_DESCRIPTION OF THE TASK:_
Exclude the pictures, then repeat the remaining data exactly.

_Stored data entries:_
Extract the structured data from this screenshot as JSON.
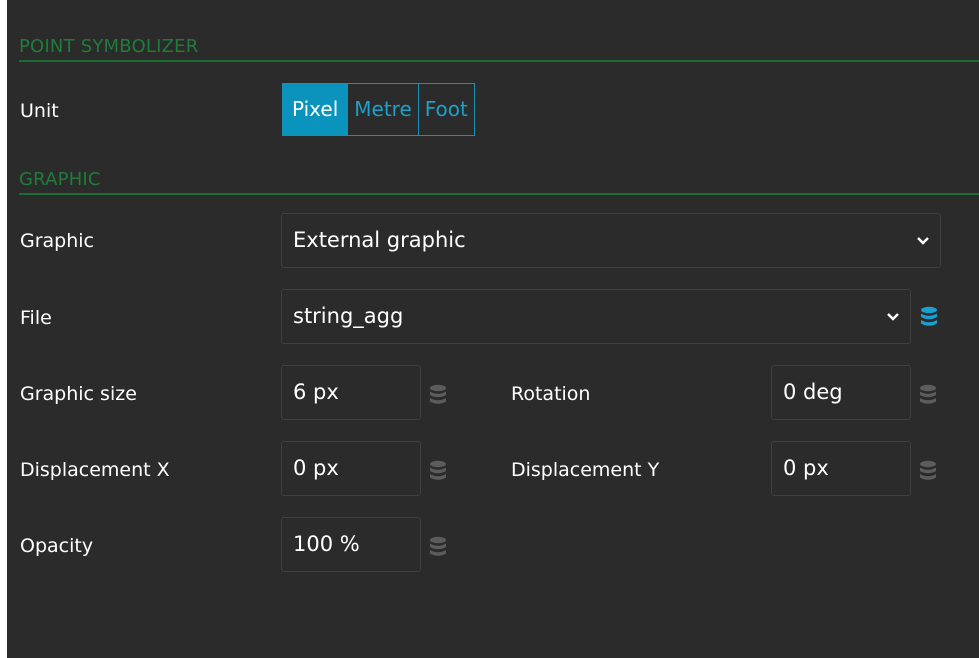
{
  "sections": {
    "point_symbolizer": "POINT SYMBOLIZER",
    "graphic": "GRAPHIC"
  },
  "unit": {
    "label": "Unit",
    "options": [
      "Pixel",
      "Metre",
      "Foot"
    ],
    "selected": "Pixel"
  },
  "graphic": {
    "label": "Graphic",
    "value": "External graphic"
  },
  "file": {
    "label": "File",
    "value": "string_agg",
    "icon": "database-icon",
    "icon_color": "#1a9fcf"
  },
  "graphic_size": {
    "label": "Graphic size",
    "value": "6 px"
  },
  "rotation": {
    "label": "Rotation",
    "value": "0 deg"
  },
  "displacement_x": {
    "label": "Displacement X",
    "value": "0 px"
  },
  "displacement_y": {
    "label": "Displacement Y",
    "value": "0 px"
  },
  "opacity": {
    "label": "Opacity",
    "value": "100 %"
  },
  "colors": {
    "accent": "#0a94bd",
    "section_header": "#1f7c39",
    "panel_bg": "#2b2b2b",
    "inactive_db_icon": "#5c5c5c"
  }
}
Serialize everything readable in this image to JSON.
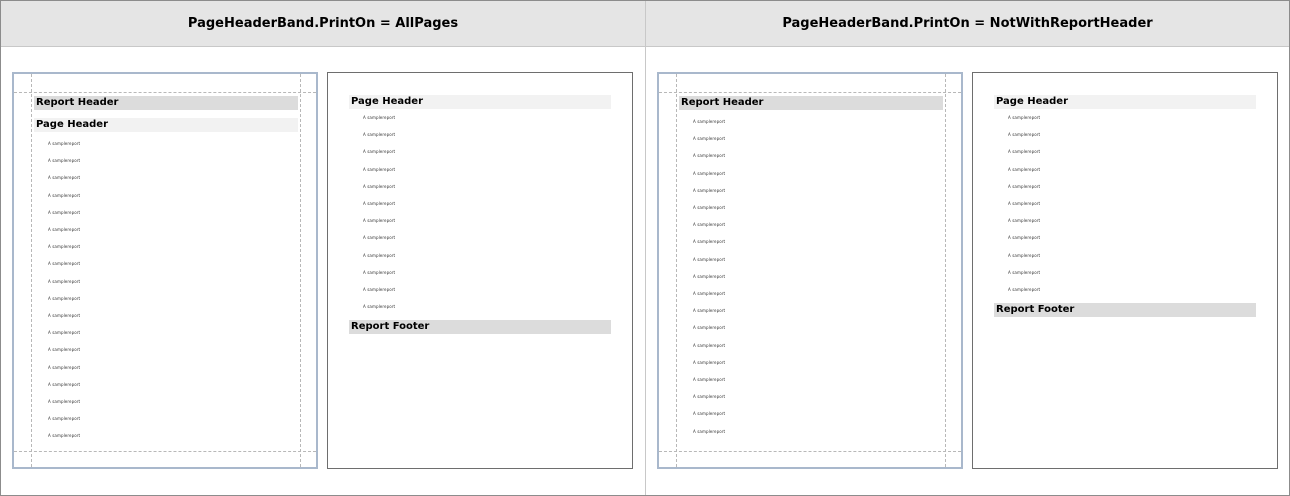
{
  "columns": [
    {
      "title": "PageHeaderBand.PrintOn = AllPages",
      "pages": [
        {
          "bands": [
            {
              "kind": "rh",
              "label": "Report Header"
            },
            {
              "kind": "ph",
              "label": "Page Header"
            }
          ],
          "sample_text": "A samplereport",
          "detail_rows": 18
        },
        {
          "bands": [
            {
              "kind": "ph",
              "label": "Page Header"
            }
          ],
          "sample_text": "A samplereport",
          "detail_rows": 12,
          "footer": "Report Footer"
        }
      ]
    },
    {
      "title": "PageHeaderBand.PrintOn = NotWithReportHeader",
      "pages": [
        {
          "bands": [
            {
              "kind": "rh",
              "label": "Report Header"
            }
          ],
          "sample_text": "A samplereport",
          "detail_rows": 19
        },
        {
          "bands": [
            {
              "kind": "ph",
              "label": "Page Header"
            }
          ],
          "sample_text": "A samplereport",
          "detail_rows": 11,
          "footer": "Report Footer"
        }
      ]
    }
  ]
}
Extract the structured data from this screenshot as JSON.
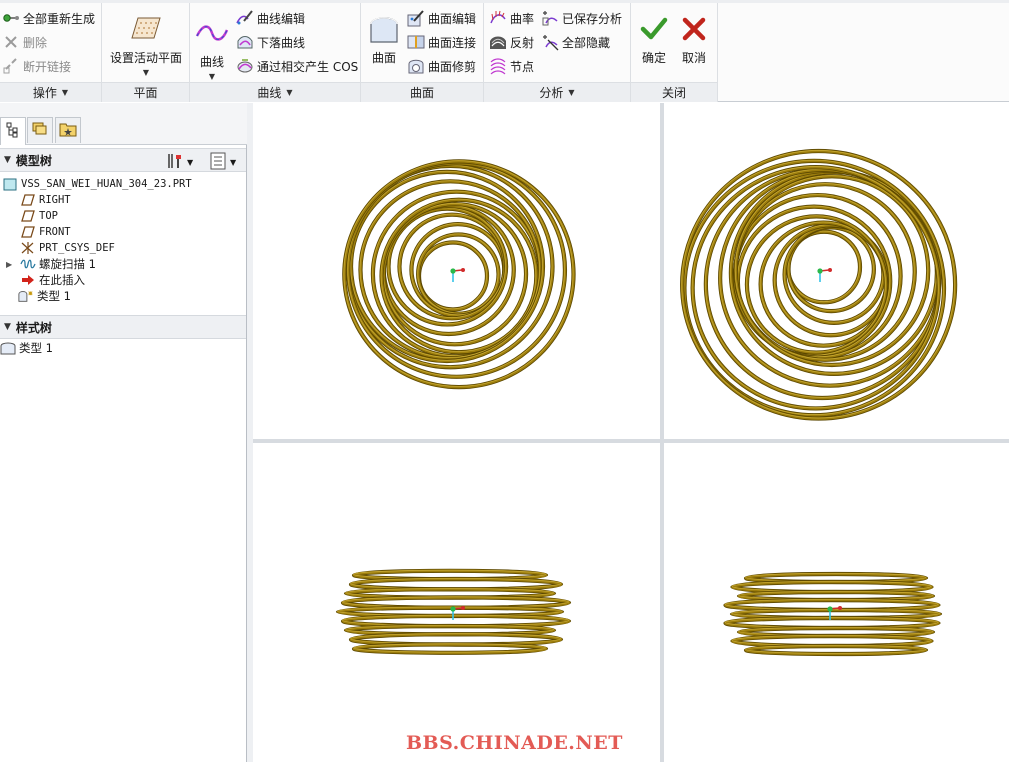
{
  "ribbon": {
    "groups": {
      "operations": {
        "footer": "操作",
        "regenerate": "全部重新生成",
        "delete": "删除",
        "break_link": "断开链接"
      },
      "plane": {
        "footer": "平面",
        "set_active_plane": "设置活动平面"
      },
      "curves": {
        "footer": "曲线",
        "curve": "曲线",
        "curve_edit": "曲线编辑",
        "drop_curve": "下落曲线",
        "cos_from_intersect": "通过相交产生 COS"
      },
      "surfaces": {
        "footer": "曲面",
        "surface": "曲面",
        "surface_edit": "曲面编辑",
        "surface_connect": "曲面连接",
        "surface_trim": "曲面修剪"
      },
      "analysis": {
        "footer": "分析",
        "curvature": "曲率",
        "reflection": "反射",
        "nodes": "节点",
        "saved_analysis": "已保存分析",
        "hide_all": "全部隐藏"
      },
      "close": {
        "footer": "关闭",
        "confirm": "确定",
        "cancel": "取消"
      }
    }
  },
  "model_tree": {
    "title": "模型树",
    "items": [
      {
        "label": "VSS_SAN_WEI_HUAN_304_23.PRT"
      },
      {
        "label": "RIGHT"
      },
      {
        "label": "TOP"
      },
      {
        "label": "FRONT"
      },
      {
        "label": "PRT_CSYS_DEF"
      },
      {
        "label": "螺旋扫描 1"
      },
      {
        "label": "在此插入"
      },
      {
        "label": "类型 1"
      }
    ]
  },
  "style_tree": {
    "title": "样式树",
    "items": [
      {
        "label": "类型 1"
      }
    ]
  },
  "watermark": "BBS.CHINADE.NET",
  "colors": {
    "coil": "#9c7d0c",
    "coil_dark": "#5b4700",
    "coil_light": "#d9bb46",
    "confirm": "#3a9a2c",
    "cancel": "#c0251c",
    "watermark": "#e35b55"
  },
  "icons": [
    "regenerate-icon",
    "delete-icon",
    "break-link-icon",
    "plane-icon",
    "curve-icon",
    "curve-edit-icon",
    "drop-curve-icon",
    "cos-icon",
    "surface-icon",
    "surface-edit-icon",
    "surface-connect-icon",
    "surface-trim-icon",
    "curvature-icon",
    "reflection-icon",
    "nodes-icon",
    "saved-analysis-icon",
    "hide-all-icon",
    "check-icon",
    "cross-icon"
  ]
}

_TASK SOLUTION:_
Extract the structured data from this screenshot as JSON.
{
  "sections": {
    "point_symbolizer": "POINT SYMBOLIZER",
    "graphic": "GRAPHIC"
  },
  "unit": {
    "label": "Unit",
    "options": [
      "Pixel",
      "Metre",
      "Foot"
    ],
    "selected": "Pixel"
  },
  "graphic": {
    "label": "Graphic",
    "value": "External graphic"
  },
  "file": {
    "label": "File",
    "value": "string_agg",
    "icon": "database-icon",
    "icon_color": "#1a9fcf"
  },
  "graphic_size": {
    "label": "Graphic size",
    "value": "6 px"
  },
  "rotation": {
    "label": "Rotation",
    "value": "0 deg"
  },
  "displacement_x": {
    "label": "Displacement X",
    "value": "0 px"
  },
  "displacement_y": {
    "label": "Displacement Y",
    "value": "0 px"
  },
  "opacity": {
    "label": "Opacity",
    "value": "100 %"
  },
  "colors": {
    "accent": "#0a94bd",
    "section_header": "#1f7c39",
    "panel_bg": "#2b2b2b",
    "inactive_db_icon": "#5c5c5c"
  }
}
Serialize everything readable in this image to JSON.
{
  "columns": [
    {
      "title": "PageHeaderBand.PrintOn = AllPages",
      "pages": [
        {
          "bands": [
            {
              "kind": "rh",
              "label": "Report Header"
            },
            {
              "kind": "ph",
              "label": "Page Header"
            }
          ],
          "sample_text": "A samplereport",
          "detail_rows": 18
        },
        {
          "bands": [
            {
              "kind": "ph",
              "label": "Page Header"
            }
          ],
          "sample_text": "A samplereport",
          "detail_rows": 12,
          "footer": "Report Footer"
        }
      ]
    },
    {
      "title": "PageHeaderBand.PrintOn = NotWithReportHeader",
      "pages": [
        {
          "bands": [
            {
              "kind": "rh",
              "label": "Report Header"
            }
          ],
          "sample_text": "A samplereport",
          "detail_rows": 19
        },
        {
          "bands": [
            {
              "kind": "ph",
              "label": "Page Header"
            }
          ],
          "sample_text": "A samplereport",
          "detail_rows": 11,
          "footer": "Report Footer"
        }
      ]
    }
  ]
}
Extract the structured data from this screenshot as JSON.
{
  "ribbon": {
    "groups": {
      "operations": {
        "footer": "操作",
        "regenerate": "全部重新生成",
        "delete": "删除",
        "break_link": "断开链接"
      },
      "plane": {
        "footer": "平面",
        "set_active_plane": "设置活动平面"
      },
      "curves": {
        "footer": "曲线",
        "curve": "曲线",
        "curve_edit": "曲线编辑",
        "drop_curve": "下落曲线",
        "cos_from_intersect": "通过相交产生 COS"
      },
      "surfaces": {
        "footer": "曲面",
        "surface": "曲面",
        "surface_edit": "曲面编辑",
        "surface_connect": "曲面连接",
        "surface_trim": "曲面修剪"
      },
      "analysis": {
        "footer": "分析",
        "curvature": "曲率",
        "reflection": "反射",
        "nodes": "节点",
        "saved_analysis": "已保存分析",
        "hide_all": "全部隐藏"
      },
      "close": {
        "footer": "关闭",
        "confirm": "确定",
        "cancel": "取消"
      }
    }
  },
  "model_tree": {
    "title": "模型树",
    "items": [
      {
        "label": "VSS_SAN_WEI_HUAN_304_23.PRT"
      },
      {
        "label": "RIGHT"
      },
      {
        "label": "TOP"
      },
      {
        "label": "FRONT"
      },
      {
        "label": "PRT_CSYS_DEF"
      },
      {
        "label": "螺旋扫描 1"
      },
      {
        "label": "在此插入"
      },
      {
        "label": "类型 1"
      }
    ]
  },
  "style_tree": {
    "title": "样式树",
    "items": [
      {
        "label": "类型 1"
      }
    ]
  },
  "watermark": "BBS.CHINADE.NET",
  "colors": {
    "coil": "#9c7d0c",
    "coil_dark": "#5b4700",
    "coil_light": "#d9bb46",
    "confirm": "#3a9a2c",
    "cancel": "#c0251c",
    "watermark": "#e35b55"
  },
  "icons": [
    "regenerate-icon",
    "delete-icon",
    "break-link-icon",
    "plane-icon",
    "curve-icon",
    "curve-edit-icon",
    "drop-curve-icon",
    "cos-icon",
    "surface-icon",
    "surface-edit-icon",
    "surface-connect-icon",
    "surface-trim-icon",
    "curvature-icon",
    "reflection-icon",
    "nodes-icon",
    "saved-analysis-icon",
    "hide-all-icon",
    "check-icon",
    "cross-icon"
  ]
}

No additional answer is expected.